■ OBJECTIVE
Only a number is wanted: how many lines in these records contain the word "General"?

■ EXERCISE INPUTS
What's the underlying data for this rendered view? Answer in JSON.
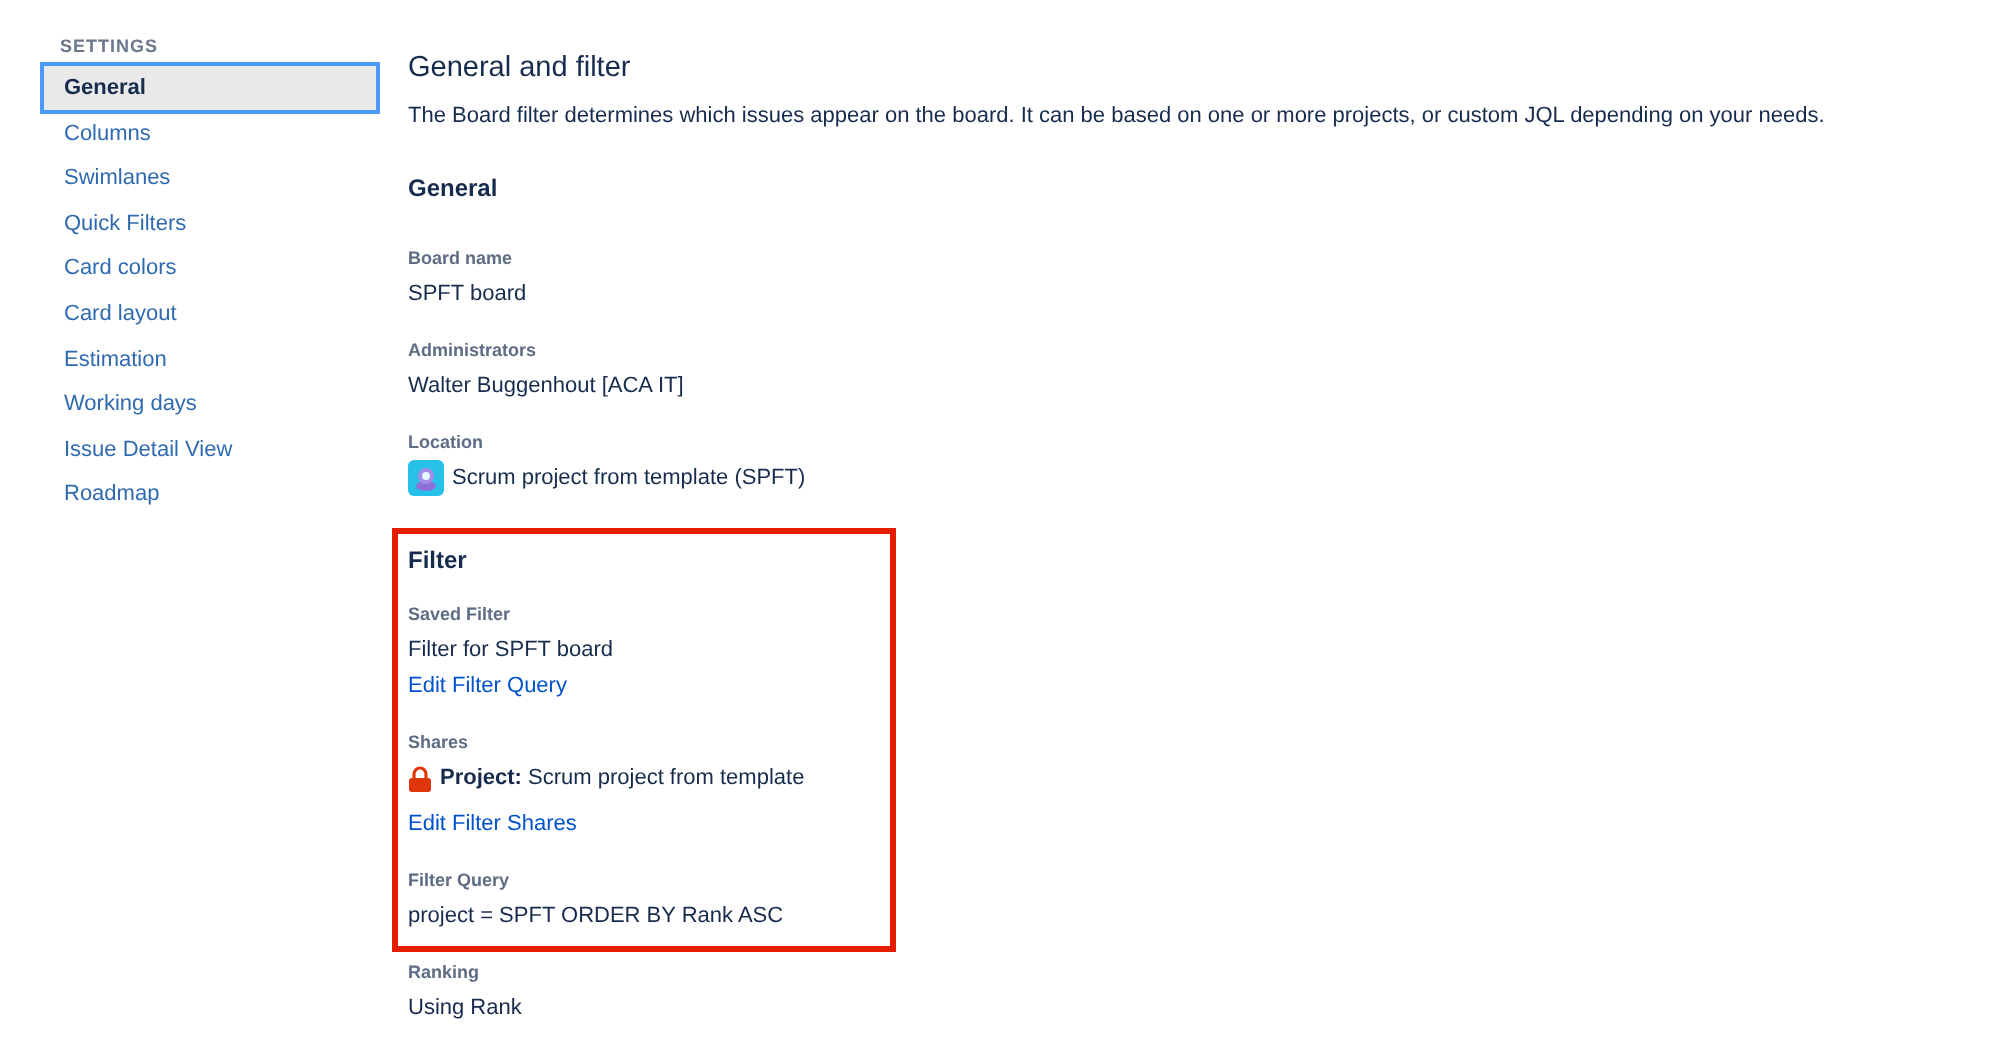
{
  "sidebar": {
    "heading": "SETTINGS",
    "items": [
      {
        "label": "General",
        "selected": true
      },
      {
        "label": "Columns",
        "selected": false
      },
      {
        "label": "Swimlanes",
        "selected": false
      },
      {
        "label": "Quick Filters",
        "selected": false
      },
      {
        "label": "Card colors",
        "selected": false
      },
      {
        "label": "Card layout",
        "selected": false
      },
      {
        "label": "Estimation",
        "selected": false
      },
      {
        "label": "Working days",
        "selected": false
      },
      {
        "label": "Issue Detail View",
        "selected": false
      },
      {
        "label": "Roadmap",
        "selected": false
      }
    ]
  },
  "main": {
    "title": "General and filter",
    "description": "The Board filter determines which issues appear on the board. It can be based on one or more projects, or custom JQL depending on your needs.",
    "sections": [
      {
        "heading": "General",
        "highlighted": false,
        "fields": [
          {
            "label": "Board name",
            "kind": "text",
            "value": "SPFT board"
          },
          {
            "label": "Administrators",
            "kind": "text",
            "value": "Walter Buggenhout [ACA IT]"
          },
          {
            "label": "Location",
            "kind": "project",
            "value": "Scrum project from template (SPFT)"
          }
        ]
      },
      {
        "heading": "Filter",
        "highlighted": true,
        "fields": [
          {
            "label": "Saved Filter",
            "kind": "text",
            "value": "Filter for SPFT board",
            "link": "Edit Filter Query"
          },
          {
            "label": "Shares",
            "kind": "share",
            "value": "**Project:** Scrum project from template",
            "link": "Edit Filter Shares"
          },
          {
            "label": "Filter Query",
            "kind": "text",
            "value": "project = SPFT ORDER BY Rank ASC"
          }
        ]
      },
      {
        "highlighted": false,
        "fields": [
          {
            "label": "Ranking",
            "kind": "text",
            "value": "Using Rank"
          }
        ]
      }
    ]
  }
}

--

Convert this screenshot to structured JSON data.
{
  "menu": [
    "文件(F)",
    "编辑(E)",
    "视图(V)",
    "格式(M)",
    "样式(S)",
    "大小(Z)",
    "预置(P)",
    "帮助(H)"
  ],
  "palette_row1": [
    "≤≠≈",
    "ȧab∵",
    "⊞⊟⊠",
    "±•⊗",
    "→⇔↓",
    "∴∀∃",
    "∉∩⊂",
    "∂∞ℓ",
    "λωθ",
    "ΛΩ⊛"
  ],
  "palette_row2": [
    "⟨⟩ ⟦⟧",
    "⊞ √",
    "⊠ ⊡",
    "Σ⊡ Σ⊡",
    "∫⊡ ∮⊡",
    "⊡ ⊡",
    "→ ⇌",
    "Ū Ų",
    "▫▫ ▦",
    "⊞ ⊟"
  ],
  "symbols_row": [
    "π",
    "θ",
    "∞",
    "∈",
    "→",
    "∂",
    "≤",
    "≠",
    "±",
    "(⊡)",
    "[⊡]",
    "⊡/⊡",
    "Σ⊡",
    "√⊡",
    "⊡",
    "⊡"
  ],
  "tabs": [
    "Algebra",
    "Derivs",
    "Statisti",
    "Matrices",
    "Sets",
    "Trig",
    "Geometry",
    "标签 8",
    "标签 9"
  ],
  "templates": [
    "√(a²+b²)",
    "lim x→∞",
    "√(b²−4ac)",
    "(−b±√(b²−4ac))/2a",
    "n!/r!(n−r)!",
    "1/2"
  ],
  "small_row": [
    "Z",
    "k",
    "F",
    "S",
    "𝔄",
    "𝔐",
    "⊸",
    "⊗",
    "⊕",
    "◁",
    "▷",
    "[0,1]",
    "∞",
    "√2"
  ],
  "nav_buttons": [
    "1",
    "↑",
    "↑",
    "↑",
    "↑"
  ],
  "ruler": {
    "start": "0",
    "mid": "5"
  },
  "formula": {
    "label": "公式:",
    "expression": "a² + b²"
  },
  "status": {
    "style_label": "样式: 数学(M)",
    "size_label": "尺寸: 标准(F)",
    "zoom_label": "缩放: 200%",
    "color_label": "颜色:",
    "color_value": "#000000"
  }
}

■ WRITTEN ANSWER
3